Stated goal: Show all lines holding the string "SOCIAL".

Data to process:
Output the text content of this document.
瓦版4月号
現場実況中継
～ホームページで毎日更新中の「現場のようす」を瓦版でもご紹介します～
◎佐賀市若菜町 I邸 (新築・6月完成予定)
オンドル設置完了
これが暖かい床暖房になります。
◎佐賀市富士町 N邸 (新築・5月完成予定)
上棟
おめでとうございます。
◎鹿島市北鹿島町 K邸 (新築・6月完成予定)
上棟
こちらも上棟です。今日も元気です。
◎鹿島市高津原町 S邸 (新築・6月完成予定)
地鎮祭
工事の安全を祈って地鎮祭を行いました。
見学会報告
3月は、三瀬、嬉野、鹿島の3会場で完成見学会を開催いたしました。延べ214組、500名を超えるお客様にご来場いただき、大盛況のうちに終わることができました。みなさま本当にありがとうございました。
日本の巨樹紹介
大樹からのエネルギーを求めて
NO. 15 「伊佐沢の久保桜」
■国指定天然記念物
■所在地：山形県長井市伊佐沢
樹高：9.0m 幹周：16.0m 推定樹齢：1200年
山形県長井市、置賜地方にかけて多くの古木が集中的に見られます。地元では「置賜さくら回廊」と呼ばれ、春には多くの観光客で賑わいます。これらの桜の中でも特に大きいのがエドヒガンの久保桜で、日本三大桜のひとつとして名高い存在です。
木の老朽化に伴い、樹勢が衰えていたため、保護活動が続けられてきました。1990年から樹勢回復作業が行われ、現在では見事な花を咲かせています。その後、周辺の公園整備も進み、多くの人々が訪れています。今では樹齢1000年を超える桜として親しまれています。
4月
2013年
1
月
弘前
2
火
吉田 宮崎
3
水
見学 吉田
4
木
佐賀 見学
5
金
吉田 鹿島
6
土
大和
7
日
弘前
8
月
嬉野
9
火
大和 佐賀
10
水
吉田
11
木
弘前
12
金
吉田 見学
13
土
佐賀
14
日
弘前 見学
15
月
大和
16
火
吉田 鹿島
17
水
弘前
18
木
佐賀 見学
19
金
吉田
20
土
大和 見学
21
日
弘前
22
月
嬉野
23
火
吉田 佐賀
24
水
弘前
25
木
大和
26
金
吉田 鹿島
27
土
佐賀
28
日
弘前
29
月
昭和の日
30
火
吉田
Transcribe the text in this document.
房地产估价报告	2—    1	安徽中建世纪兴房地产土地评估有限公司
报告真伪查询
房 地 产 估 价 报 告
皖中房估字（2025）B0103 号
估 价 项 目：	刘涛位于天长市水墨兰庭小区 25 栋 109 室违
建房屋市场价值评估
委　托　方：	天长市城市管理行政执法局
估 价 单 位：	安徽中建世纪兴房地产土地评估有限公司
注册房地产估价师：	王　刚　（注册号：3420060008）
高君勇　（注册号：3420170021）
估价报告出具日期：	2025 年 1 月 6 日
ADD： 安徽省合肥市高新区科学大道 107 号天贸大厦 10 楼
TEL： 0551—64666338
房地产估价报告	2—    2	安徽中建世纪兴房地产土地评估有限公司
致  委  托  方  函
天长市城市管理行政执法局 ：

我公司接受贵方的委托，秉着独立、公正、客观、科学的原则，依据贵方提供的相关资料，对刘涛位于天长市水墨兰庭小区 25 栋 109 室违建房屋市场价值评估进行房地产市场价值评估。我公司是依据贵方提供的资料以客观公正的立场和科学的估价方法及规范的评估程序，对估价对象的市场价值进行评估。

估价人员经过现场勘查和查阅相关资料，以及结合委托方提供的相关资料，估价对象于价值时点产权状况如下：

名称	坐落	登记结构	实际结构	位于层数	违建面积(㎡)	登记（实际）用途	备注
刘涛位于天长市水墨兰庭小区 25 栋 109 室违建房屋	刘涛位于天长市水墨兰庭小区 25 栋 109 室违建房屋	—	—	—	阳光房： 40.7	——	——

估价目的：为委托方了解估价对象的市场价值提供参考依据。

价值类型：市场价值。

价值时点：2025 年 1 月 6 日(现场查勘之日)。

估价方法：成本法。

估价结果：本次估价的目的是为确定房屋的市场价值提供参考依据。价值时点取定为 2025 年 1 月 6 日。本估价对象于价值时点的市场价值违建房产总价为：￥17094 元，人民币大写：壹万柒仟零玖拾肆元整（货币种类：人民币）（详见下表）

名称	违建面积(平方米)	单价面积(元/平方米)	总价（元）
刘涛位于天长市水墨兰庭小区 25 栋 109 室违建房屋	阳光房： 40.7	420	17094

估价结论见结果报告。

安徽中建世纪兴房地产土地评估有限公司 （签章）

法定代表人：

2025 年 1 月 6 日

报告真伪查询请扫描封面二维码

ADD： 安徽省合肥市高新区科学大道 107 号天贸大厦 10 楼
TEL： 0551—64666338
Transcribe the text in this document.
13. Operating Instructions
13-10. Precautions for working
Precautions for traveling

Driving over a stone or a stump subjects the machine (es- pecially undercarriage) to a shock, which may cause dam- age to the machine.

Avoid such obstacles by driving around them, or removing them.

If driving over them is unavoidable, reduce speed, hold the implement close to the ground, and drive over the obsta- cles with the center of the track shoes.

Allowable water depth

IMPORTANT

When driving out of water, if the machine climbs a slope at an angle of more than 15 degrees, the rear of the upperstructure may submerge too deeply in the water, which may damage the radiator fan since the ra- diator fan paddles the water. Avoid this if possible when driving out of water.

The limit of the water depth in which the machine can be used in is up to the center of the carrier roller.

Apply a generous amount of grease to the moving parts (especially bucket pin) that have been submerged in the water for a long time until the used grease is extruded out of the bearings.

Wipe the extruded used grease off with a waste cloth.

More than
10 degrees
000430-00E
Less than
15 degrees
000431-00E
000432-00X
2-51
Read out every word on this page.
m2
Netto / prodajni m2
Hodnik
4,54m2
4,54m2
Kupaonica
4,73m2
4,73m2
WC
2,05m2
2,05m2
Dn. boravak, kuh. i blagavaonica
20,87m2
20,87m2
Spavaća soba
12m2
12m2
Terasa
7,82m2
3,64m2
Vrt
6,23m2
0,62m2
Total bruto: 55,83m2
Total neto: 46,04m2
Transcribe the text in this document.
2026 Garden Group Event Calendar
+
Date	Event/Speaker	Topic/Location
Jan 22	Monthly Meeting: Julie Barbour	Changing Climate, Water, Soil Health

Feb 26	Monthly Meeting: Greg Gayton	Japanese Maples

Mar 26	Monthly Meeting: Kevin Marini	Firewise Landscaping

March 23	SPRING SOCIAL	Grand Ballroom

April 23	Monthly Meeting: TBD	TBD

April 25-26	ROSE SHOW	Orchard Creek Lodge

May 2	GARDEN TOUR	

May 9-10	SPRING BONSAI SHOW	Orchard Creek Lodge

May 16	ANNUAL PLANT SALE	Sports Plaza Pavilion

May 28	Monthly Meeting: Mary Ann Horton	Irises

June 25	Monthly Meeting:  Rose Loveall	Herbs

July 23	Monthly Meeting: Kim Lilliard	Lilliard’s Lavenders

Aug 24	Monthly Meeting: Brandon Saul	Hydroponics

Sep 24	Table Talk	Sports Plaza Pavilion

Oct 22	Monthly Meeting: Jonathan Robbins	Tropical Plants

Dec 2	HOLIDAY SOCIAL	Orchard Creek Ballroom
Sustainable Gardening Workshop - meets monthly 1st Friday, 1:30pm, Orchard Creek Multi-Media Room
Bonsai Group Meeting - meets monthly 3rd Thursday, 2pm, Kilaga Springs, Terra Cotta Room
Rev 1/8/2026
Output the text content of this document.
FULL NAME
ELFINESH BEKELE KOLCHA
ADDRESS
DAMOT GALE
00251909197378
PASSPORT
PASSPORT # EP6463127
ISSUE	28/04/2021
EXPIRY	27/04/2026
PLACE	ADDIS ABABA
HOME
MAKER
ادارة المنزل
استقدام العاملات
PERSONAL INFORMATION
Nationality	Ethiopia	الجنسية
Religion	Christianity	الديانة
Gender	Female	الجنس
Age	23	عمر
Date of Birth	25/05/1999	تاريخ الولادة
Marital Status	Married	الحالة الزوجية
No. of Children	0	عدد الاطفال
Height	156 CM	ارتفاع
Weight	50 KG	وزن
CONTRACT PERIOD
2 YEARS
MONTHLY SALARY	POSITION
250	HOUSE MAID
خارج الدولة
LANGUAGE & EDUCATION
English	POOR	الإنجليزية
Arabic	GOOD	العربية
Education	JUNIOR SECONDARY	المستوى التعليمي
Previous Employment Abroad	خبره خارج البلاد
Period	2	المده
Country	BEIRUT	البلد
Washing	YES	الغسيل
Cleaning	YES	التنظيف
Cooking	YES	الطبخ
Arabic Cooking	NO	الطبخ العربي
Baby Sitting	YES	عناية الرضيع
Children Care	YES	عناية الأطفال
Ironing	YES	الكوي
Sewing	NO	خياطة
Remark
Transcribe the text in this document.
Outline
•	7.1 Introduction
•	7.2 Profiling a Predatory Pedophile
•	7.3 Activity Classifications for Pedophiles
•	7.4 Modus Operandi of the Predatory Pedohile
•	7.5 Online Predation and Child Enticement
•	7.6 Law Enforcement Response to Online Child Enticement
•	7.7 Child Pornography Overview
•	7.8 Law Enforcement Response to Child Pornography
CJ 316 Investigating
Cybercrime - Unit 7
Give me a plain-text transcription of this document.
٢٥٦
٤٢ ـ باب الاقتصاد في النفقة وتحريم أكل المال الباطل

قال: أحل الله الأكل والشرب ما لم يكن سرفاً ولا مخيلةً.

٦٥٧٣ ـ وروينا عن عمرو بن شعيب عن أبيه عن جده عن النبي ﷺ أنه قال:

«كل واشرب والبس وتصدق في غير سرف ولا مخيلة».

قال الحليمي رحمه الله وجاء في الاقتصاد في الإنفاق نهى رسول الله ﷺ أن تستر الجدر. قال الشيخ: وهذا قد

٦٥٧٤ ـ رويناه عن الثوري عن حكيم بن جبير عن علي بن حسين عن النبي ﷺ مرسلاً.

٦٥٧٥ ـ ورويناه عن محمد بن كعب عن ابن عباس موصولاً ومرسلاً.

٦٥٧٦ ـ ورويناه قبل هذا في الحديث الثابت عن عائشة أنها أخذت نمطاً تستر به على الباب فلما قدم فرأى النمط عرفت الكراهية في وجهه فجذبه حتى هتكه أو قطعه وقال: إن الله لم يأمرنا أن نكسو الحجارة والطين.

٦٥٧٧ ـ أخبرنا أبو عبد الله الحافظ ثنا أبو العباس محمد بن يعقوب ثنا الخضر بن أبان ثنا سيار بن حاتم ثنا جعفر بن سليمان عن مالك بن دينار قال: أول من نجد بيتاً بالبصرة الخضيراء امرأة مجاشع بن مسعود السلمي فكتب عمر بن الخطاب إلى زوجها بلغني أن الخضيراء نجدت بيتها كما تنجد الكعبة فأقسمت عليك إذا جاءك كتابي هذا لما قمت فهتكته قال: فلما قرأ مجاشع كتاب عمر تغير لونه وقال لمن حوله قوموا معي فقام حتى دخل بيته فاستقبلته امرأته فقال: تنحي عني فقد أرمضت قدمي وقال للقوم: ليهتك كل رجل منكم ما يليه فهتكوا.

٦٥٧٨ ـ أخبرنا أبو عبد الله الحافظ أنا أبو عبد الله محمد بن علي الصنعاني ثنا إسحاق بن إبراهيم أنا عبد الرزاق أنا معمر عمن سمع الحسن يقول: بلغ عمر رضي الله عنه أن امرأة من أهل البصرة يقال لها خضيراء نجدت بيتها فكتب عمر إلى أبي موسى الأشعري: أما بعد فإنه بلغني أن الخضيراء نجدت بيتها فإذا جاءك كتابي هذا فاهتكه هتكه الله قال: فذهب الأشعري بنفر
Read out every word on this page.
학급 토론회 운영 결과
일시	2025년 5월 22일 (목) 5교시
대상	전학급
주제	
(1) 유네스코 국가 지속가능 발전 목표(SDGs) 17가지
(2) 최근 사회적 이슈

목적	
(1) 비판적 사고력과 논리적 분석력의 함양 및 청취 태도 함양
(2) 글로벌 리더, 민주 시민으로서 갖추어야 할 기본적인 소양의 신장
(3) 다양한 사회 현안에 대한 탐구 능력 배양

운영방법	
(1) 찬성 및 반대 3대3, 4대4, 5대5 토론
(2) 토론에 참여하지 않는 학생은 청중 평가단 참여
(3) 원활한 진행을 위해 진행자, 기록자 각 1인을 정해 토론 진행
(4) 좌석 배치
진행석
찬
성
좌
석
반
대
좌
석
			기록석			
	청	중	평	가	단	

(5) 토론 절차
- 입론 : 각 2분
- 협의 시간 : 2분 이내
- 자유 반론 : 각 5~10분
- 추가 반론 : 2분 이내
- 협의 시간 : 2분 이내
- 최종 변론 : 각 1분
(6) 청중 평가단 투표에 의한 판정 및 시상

Task result:
March 23	SPRING SOCIAL	Grand Ballroom
Dec 2	HOLIDAY SOCIAL	Orchard Creek Ballroom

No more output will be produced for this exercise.